PROBLEM REQUIREMENTS |
Pull out every line below holding the word "Основное".

BEGIN DATA PROVIDED

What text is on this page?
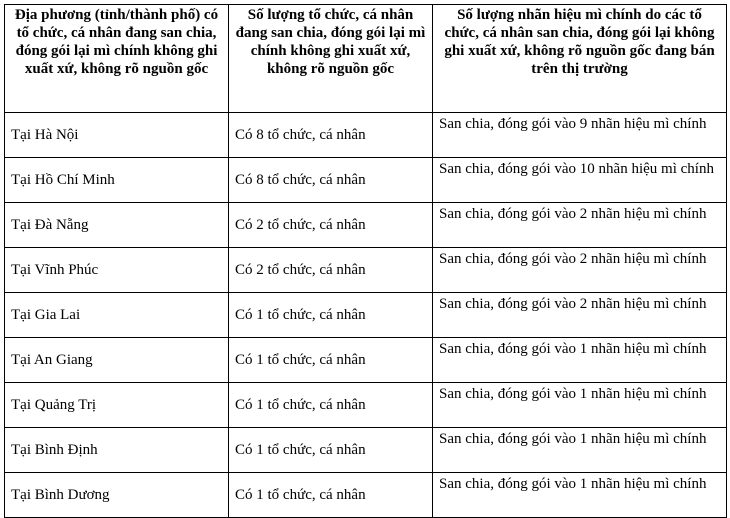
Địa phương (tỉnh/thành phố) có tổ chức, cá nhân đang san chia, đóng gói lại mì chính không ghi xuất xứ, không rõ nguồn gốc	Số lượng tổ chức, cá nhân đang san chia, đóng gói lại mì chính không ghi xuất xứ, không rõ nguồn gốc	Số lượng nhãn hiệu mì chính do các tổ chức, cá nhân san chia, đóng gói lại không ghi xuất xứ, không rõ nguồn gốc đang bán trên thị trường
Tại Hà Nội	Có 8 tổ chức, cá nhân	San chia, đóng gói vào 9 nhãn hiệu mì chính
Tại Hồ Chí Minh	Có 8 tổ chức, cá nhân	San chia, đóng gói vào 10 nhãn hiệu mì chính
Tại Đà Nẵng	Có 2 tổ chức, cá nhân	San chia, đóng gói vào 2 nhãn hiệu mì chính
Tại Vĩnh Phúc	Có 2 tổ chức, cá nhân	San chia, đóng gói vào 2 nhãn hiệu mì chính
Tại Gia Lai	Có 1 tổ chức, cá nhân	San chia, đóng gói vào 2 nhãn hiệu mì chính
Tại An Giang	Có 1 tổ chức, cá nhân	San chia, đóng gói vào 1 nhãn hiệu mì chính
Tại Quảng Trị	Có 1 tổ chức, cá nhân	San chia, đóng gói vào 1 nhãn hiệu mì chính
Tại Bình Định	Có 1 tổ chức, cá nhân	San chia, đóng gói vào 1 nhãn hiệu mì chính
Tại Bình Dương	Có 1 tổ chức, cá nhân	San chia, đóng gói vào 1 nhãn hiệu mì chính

END DATA PROVIDED
BEGIN DATA PROVIDED

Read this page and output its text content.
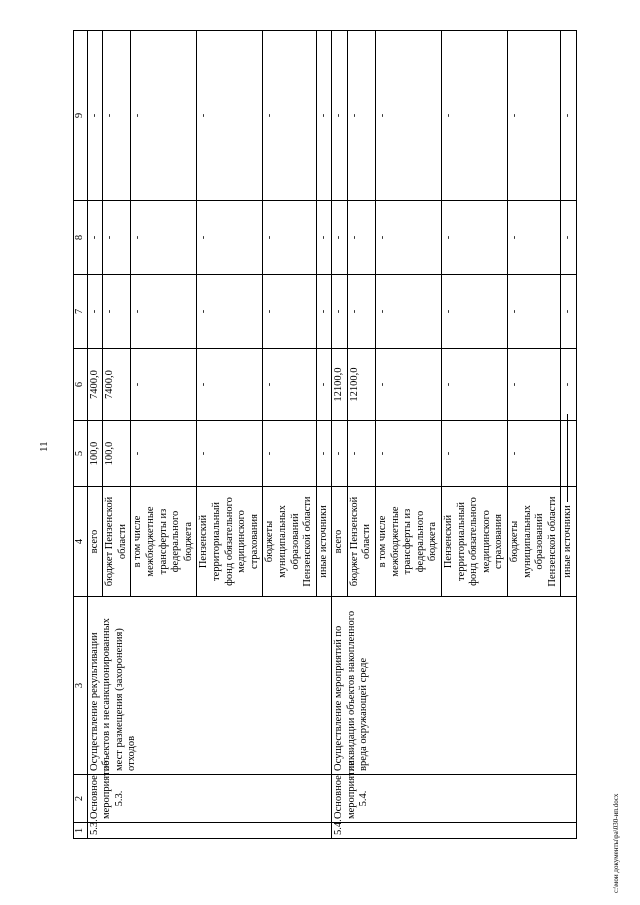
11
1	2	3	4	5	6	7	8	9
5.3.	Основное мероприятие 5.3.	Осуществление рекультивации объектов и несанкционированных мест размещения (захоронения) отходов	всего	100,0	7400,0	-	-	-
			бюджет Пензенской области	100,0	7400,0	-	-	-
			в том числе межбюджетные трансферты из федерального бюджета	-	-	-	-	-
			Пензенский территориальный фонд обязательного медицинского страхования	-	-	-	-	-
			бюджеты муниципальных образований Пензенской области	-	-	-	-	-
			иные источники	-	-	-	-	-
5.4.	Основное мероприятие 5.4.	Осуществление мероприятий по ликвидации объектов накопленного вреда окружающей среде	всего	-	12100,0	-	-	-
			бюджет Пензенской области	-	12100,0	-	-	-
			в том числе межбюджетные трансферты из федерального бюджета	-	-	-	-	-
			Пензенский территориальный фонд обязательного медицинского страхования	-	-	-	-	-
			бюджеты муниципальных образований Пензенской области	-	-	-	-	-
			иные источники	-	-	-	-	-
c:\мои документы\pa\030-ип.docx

END DATA PROVIDED
BEGIN DATA PROVIDED

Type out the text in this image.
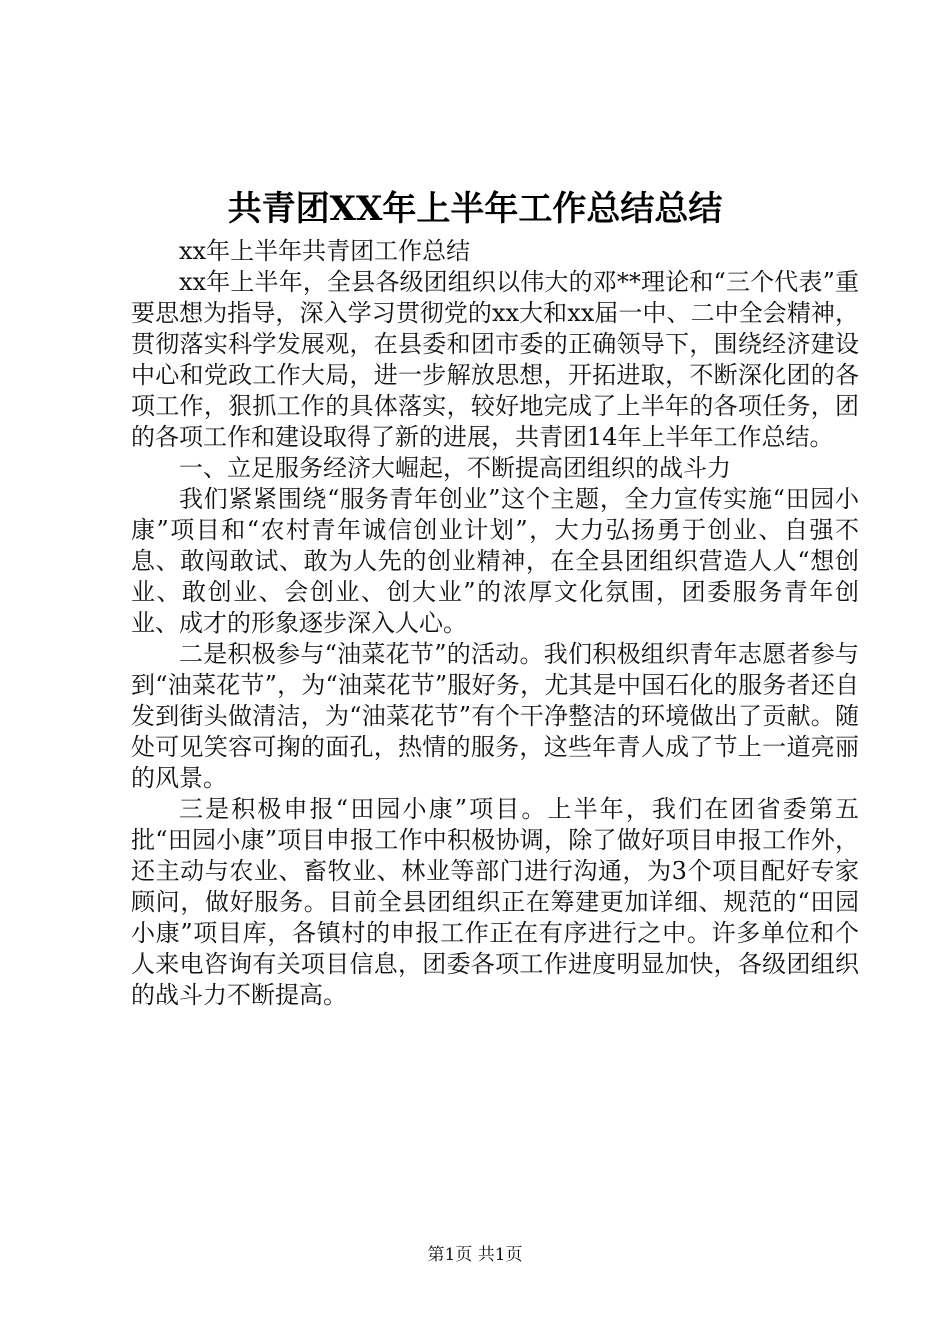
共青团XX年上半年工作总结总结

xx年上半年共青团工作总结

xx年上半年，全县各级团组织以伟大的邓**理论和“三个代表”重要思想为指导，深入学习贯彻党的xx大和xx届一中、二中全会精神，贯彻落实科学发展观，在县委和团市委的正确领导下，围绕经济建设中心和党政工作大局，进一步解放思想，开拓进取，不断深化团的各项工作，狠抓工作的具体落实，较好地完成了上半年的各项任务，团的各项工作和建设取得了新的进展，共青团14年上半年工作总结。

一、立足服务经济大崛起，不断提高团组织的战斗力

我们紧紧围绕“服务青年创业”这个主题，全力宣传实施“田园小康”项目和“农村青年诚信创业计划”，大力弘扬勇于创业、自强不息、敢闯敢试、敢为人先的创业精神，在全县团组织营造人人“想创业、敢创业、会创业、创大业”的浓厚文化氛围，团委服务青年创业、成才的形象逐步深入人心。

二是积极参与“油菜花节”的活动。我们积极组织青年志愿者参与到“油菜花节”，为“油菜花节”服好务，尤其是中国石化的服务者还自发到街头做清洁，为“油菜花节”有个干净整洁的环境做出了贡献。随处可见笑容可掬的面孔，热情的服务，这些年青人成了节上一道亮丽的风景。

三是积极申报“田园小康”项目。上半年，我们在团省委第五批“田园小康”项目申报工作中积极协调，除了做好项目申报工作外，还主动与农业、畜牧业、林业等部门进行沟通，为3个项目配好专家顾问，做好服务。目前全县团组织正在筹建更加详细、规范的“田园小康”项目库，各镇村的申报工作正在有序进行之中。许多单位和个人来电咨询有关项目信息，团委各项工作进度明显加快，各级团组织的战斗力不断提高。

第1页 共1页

END DATA PROVIDED

OUTPUT BELOW |
5.3.	Основное мероприятие 5.3.	Осуществление рекультивации объектов и несанкционированных мест размещения (захоронения) отходов	всего	100,0	7400,0	-	-	-
5.4.	Основное мероприятие 5.4.	Осуществление мероприятий по ликвидации объектов накопленного вреда окружающей среде	всего	-	12100,0	-	-	-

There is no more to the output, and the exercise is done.